Copy the lines below verbatim, beginning with the line that includes "Enumerate this screenshot's" and continuing to the end; leave out everything before it.

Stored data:
━━━━
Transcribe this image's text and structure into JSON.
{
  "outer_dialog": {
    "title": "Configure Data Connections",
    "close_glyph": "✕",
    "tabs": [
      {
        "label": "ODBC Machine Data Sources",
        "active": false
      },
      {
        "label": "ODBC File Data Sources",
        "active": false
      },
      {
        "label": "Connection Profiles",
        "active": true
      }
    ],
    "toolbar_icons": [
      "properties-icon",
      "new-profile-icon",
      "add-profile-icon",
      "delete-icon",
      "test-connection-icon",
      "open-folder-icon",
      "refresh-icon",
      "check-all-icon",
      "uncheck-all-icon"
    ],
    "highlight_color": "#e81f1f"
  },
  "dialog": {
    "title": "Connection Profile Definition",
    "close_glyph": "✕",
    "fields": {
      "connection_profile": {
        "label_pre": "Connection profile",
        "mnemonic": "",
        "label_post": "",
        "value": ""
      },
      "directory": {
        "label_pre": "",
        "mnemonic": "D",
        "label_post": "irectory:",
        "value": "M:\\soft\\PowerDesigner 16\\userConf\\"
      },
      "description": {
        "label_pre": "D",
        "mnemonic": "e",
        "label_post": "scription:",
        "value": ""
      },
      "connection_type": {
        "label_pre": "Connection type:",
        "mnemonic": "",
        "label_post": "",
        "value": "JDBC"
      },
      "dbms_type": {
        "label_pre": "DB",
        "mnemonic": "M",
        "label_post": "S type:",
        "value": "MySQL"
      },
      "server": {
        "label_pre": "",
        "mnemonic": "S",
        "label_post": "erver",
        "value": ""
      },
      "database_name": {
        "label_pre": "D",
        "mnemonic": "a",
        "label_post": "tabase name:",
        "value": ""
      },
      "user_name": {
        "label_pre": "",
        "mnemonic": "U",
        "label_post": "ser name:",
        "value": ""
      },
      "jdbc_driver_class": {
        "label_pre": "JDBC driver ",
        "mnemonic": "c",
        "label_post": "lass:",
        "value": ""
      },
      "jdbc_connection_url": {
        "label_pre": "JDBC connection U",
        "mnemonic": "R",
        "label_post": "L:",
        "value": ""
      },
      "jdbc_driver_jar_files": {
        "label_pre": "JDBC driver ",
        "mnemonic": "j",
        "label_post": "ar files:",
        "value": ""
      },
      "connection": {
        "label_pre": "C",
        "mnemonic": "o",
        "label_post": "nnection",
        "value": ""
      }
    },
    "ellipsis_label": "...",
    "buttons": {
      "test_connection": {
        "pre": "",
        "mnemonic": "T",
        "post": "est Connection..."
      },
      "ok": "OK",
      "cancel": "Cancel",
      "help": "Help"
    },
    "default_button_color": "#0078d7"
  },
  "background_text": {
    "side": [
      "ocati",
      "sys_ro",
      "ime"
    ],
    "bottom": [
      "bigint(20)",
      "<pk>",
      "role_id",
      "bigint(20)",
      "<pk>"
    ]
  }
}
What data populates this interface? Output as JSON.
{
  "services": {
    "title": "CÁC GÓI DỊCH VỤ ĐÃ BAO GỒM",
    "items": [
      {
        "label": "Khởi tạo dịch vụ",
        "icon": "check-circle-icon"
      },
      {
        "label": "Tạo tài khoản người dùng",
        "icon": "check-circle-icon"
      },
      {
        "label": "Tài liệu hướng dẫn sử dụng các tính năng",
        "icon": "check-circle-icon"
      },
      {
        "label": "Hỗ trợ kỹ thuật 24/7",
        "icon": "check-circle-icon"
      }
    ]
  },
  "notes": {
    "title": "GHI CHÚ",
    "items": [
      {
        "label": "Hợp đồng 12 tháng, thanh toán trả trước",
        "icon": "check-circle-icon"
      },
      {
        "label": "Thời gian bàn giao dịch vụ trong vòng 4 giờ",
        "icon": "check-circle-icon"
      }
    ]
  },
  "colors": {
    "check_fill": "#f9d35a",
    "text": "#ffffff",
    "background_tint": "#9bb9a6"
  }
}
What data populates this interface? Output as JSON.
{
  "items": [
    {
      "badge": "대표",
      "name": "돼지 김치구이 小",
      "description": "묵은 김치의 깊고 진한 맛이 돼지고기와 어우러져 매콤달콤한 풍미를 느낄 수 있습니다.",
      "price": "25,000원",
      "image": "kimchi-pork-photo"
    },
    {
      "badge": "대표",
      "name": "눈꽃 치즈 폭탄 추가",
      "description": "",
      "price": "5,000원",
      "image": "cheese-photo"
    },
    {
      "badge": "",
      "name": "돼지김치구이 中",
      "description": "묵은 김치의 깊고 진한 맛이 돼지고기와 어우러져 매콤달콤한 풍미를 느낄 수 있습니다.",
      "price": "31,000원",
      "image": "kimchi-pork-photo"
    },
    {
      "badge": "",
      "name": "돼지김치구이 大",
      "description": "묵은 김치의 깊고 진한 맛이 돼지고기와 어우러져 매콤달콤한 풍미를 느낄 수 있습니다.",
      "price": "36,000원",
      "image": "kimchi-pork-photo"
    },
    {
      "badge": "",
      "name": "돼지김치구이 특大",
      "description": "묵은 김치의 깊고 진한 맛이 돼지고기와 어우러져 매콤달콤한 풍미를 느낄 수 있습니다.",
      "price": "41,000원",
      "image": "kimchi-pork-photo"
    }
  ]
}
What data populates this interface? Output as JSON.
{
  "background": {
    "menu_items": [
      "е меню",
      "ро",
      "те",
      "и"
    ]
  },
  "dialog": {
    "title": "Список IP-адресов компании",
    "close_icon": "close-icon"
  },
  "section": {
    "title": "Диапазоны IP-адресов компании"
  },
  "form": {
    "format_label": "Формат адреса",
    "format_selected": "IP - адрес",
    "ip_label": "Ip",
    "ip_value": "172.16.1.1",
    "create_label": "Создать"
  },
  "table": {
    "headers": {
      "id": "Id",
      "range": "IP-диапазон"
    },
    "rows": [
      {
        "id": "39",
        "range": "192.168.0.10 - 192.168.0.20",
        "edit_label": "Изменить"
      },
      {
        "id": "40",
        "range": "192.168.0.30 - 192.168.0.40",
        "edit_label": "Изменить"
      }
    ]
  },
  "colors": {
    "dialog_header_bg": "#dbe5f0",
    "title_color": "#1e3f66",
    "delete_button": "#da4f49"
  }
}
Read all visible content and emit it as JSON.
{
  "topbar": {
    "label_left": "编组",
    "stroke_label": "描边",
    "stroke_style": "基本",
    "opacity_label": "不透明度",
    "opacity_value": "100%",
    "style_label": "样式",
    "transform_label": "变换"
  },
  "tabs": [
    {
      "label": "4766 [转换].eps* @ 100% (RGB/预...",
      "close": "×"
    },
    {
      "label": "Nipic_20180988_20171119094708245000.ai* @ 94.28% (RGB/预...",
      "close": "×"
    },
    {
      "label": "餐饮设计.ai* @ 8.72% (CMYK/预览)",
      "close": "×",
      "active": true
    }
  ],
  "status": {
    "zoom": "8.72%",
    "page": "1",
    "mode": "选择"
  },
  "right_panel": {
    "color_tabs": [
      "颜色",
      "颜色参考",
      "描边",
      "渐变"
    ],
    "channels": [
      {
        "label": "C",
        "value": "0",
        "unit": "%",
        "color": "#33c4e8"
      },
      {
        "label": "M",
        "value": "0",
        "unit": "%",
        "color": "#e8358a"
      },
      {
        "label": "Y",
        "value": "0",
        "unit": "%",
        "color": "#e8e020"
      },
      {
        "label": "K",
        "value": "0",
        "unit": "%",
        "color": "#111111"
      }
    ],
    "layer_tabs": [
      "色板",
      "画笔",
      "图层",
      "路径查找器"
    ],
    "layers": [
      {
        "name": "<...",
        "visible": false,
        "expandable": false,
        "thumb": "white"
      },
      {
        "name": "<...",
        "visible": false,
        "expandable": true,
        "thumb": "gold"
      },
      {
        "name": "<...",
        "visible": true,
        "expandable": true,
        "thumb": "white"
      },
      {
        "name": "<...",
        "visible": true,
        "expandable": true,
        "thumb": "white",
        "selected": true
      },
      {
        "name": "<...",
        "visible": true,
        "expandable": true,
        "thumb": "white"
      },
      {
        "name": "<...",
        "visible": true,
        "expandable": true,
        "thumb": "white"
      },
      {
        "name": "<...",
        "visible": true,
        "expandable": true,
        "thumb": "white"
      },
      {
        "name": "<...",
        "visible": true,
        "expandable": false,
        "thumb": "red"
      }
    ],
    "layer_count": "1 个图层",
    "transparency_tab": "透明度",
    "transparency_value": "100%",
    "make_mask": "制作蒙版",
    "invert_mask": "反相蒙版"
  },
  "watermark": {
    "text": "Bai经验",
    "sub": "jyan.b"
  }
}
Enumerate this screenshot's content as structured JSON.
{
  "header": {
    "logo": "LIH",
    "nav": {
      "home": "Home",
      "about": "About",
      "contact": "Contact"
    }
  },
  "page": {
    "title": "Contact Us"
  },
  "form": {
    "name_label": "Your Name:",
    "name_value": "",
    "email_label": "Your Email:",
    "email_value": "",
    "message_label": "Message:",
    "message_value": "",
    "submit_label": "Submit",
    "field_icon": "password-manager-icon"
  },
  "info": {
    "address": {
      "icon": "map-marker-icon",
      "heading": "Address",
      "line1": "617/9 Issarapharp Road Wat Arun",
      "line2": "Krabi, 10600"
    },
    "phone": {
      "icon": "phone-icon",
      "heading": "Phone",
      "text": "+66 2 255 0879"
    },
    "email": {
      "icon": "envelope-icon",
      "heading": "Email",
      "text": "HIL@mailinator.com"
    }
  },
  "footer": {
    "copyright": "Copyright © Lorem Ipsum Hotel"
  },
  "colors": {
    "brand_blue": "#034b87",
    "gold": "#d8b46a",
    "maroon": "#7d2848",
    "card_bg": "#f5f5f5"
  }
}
━━━━
Answer to the exercise:
Enumerate this screenshot's content as structured JSON.
{
  "header": {
    "logo": "LIH",
    "nav": {
      "home": "Home",
      "about": "About",
      "contact": "Contact"
    }
  },
  "page": {
    "title": "Contact Us"
  },
  "form": {
    "name_label": "Your Name:",
    "name_value": "",
    "email_label": "Your Email:",
    "email_value": "",
    "message_label": "Message:",
    "message_value": "",
    "submit_label": "Submit",
    "field_icon": "password-manager-icon"
  },
  "info": {
    "address": {
      "icon": "map-marker-icon",
      "heading": "Address",
      "line1": "617/9 Issarapharp Road Wat Arun",
      "line2": "Krabi, 10600"
    },
    "phone": {
      "icon": "phone-icon",
      "heading": "Phone",
      "text": "+66 2 255 0879"
    },
    "email": {
      "icon": "envelope-icon",
      "heading": "Email",
      "text": "HIL@mailinator.com"
    }
  },
  "footer": {
    "copyright": "Copyright © Lorem Ipsum Hotel"
  },
  "colors": {
    "brand_blue": "#034b87",
    "gold": "#d8b46a",
    "maroon": "#7d2848",
    "card_bg": "#f5f5f5"
  }
}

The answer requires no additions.